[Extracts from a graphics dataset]
========================

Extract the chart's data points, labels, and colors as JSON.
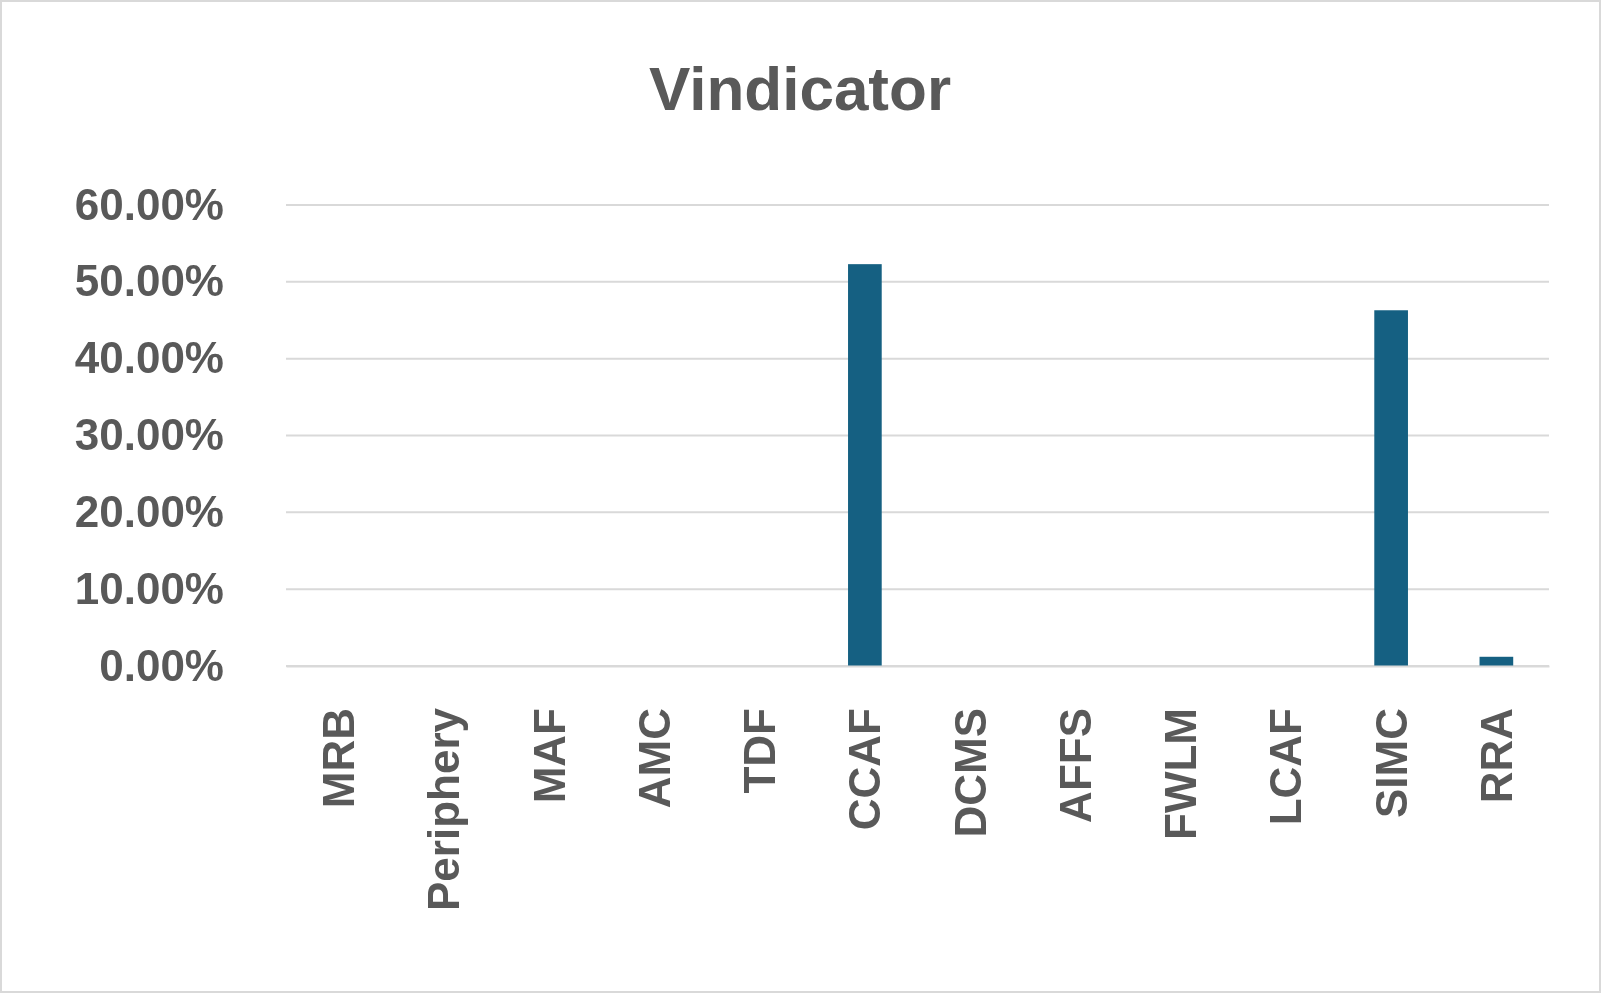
{
  "chart_data": {
    "type": "bar",
    "title": "Vindicator",
    "categories": [
      "MRB",
      "Periphery",
      "MAF",
      "AMC",
      "TDF",
      "CCAF",
      "DCMS",
      "AFFS",
      "FWLM",
      "LCAF",
      "SIMC",
      "RRA"
    ],
    "values": [
      0,
      0,
      0,
      0,
      0,
      52.3,
      0,
      0,
      0,
      0,
      46.3,
      1.2
    ],
    "color": "#156082",
    "ylim": [
      0,
      60
    ],
    "yticks": [
      {
        "value": 0,
        "label": "0.00%"
      },
      {
        "value": 10,
        "label": "10.00%"
      },
      {
        "value": 20,
        "label": "20.00%"
      },
      {
        "value": 30,
        "label": "30.00%"
      },
      {
        "value": 40,
        "label": "40.00%"
      },
      {
        "value": 50,
        "label": "50.00%"
      },
      {
        "value": 60,
        "label": "60.00%"
      }
    ],
    "grid": "y"
  }
}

========================

### Your objective
Take the listing and print it again exactly, but without any pictures.

### Task solution
Extract the chart's data points, labels, and colors as JSON.
{
  "chart_data": {
    "type": "bar",
    "title": "Vindicator",
    "categories": [
      "MRB",
      "Periphery",
      "MAF",
      "AMC",
      "TDF",
      "CCAF",
      "DCMS",
      "AFFS",
      "FWLM",
      "LCAF",
      "SIMC",
      "RRA"
    ],
    "values": [
      0,
      0,
      0,
      0,
      0,
      52.3,
      0,
      0,
      0,
      0,
      46.3,
      1.2
    ],
    "color": "#156082",
    "ylim": [
      0,
      60
    ],
    "yticks": [
      {
        "value": 0,
        "label": "0.00%"
      },
      {
        "value": 10,
        "label": "10.00%"
      },
      {
        "value": 20,
        "label": "20.00%"
      },
      {
        "value": 30,
        "label": "30.00%"
      },
      {
        "value": 40,
        "label": "40.00%"
      },
      {
        "value": 50,
        "label": "50.00%"
      },
      {
        "value": 60,
        "label": "60.00%"
      }
    ],
    "grid": "y"
  }
}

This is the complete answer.